### Records supplied
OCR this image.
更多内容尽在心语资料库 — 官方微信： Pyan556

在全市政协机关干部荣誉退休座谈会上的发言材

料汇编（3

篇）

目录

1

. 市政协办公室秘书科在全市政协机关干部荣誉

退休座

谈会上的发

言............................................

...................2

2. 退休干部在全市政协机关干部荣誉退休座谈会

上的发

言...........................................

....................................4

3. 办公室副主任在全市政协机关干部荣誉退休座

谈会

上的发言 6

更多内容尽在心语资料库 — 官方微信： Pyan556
######
### Records supplied
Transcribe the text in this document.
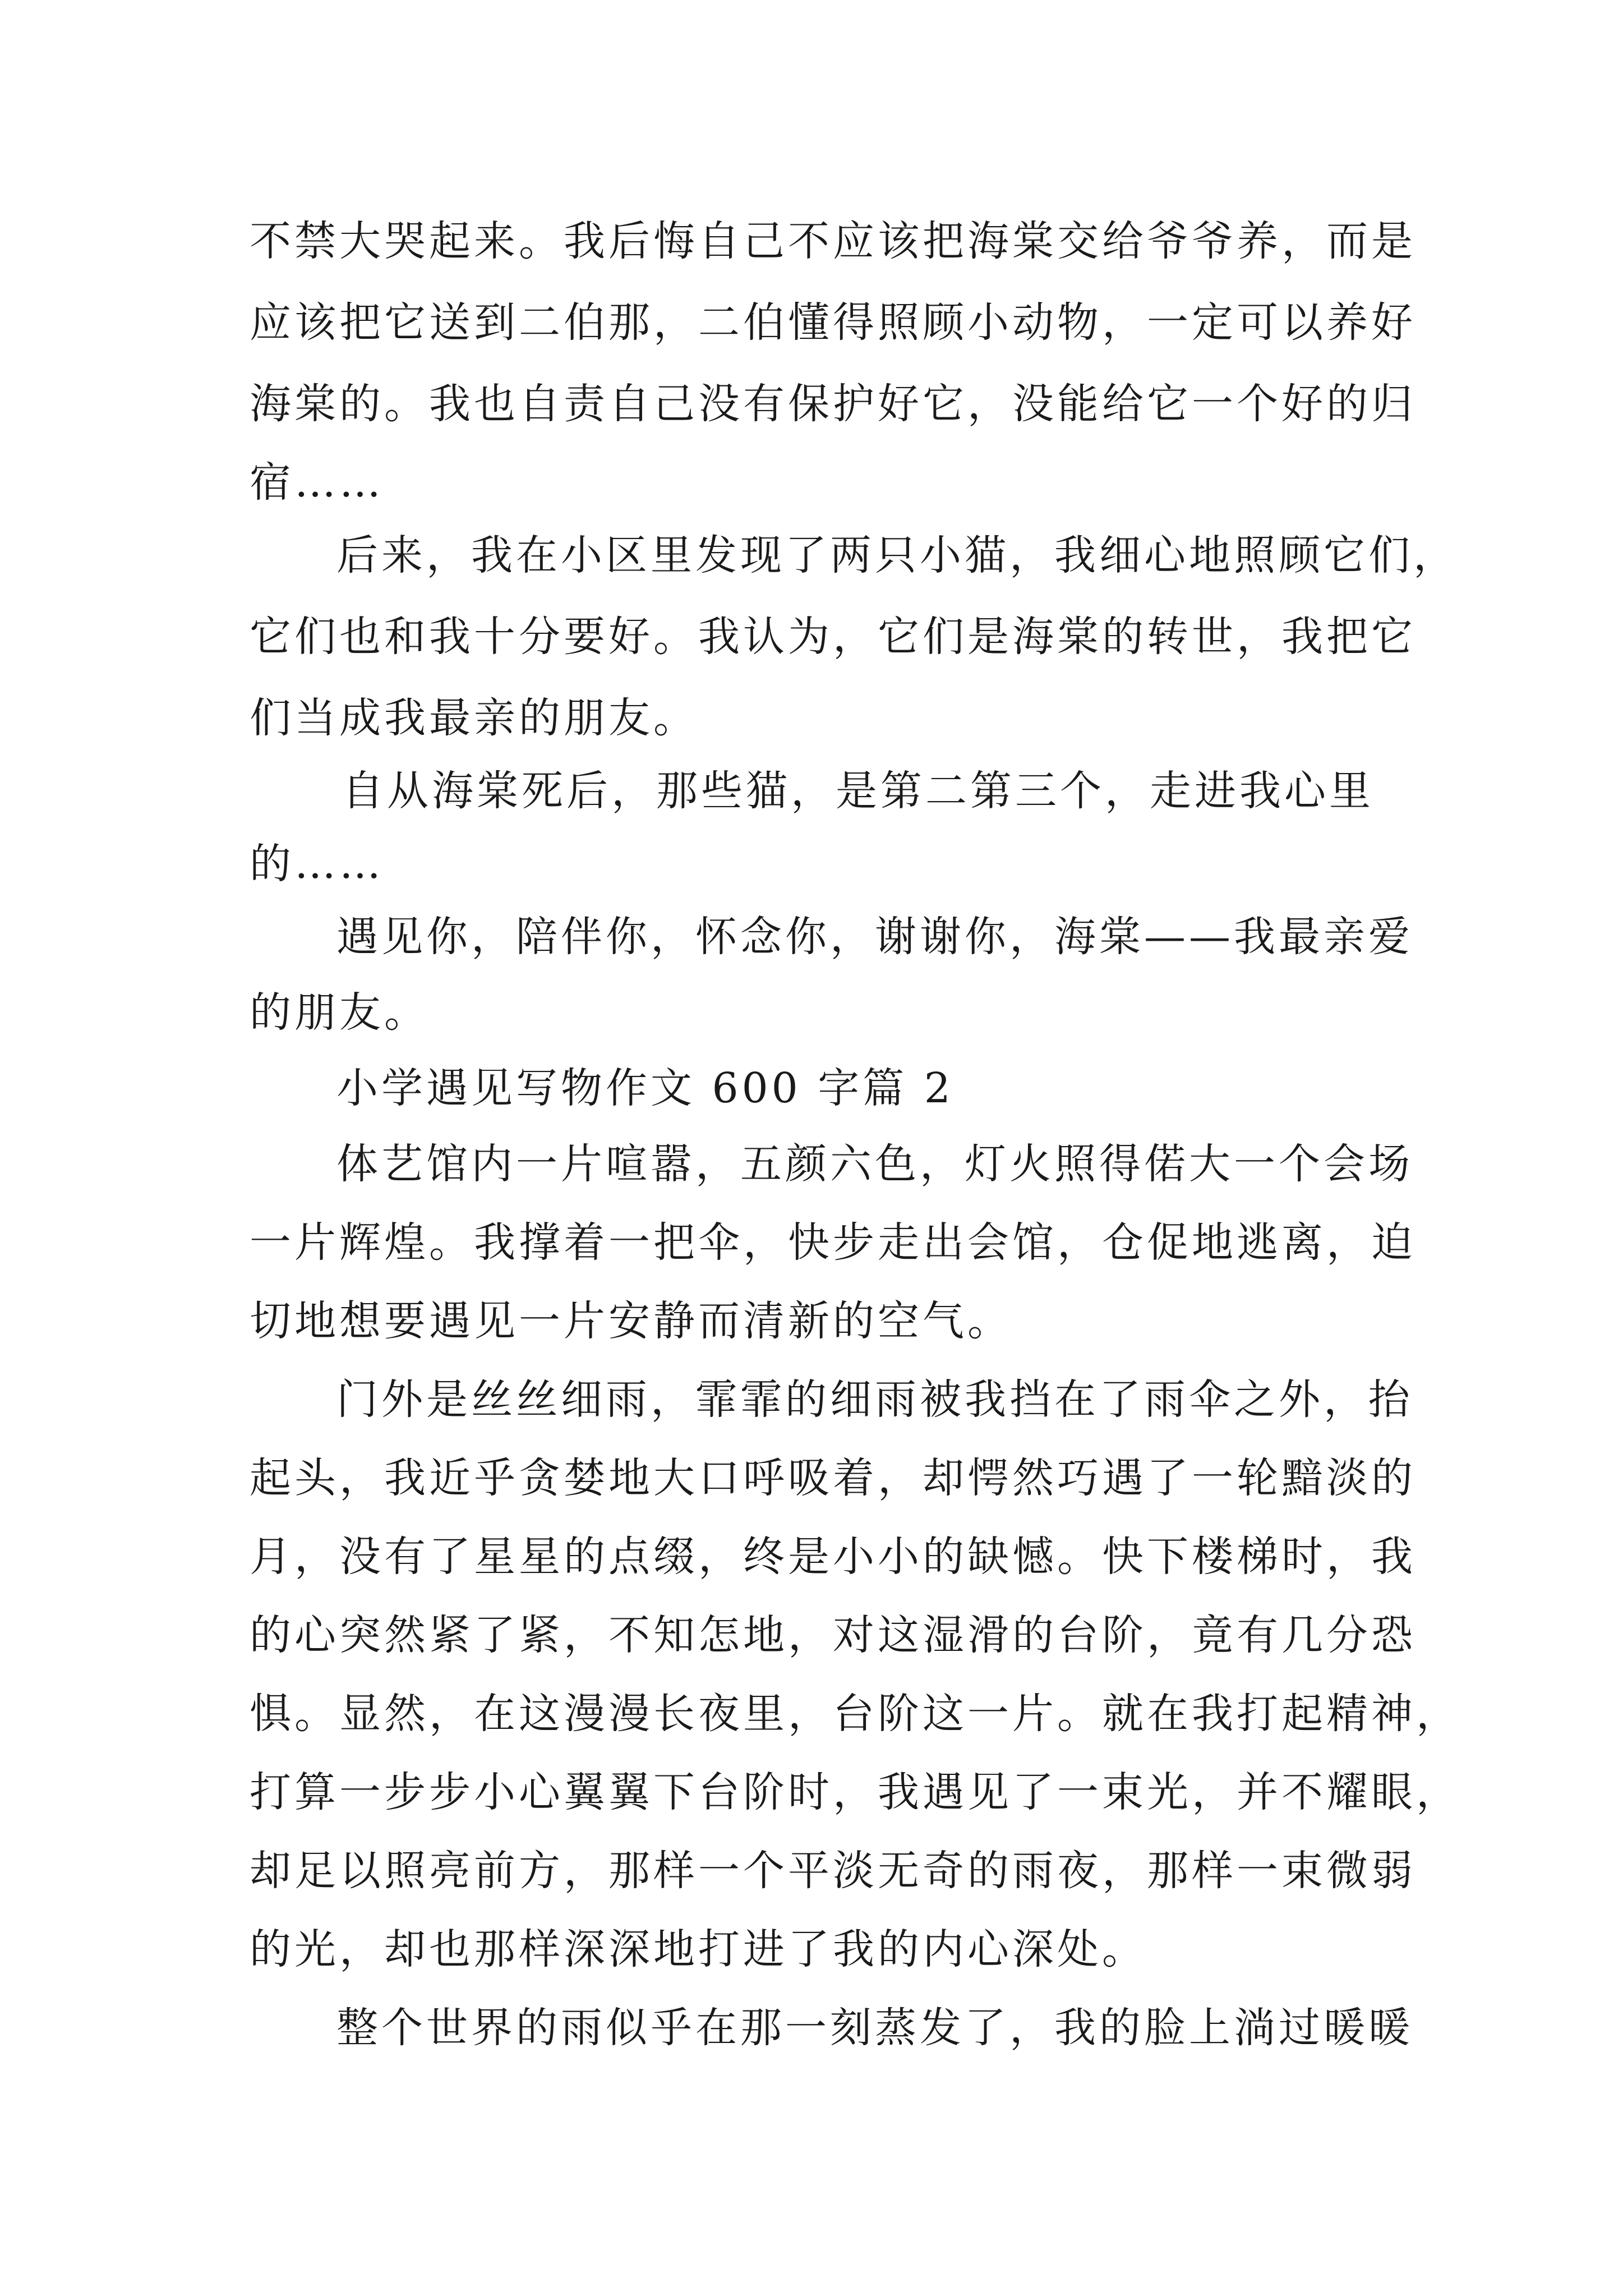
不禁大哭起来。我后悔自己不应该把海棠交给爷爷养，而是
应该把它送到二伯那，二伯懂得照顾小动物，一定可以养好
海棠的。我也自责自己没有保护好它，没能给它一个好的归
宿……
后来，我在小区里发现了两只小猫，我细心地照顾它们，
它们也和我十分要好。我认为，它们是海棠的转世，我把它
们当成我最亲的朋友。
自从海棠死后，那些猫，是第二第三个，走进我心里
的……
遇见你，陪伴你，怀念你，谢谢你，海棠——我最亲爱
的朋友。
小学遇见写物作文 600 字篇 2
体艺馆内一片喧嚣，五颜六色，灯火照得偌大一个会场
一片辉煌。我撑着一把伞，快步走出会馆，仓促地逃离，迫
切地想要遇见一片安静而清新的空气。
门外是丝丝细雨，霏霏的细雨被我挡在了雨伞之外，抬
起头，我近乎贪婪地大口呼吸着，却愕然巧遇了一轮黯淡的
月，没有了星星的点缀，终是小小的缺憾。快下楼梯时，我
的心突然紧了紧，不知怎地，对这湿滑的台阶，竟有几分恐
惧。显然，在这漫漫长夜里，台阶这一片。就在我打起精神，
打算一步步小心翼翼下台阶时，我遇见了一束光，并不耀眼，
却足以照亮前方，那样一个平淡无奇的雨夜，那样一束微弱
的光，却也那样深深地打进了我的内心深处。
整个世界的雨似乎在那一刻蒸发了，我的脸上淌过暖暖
######
Short problem => Where a line of the records above holds the word "this", copy that line.

Complete response =>
OCR this image.
Transcribe the text in this document.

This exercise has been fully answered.